WHAT THE EXERCISE ASKS -
Copy all lines below containing "专利申请量在".

Records that describe figures
-- begin --

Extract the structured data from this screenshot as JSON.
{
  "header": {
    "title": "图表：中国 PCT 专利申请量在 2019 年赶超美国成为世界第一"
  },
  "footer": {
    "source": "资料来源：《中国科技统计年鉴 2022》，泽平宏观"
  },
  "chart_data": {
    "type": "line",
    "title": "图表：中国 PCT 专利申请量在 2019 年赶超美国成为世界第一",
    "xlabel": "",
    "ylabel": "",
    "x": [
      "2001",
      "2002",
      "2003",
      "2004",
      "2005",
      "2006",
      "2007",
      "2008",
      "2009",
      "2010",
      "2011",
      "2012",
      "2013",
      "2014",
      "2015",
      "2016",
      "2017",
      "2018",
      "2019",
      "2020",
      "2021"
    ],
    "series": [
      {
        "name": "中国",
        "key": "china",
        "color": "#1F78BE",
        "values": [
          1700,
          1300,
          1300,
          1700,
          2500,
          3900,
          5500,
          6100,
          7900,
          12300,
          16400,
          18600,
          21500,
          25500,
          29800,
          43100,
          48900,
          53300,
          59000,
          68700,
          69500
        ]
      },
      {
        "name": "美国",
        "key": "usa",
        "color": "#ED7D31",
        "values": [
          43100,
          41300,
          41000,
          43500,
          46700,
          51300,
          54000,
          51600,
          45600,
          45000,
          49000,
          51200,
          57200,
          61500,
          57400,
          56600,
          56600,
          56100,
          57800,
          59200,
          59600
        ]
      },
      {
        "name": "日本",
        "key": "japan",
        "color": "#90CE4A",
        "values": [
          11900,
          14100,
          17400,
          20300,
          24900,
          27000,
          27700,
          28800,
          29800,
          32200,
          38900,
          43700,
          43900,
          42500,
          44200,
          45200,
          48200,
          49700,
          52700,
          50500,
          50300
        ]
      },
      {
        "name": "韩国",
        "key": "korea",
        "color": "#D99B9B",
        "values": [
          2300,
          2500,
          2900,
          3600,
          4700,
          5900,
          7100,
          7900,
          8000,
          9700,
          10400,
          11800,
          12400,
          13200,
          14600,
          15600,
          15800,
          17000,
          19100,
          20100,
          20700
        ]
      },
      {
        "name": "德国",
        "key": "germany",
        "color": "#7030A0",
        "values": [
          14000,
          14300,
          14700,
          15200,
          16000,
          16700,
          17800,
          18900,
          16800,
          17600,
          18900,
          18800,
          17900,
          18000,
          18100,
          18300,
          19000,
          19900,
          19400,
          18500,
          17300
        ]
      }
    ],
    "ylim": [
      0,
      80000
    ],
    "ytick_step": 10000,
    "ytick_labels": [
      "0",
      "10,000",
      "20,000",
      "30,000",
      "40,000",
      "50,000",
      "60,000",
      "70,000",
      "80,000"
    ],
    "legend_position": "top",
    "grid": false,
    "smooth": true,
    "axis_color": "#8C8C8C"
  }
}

-- end --

RESULT -
    "title": "图表：中国 PCT 专利申请量在 2019 年赶超美国成为世界第一"
    "title": "图表：中国 PCT 专利申请量在 2019 年赶超美国成为世界第一",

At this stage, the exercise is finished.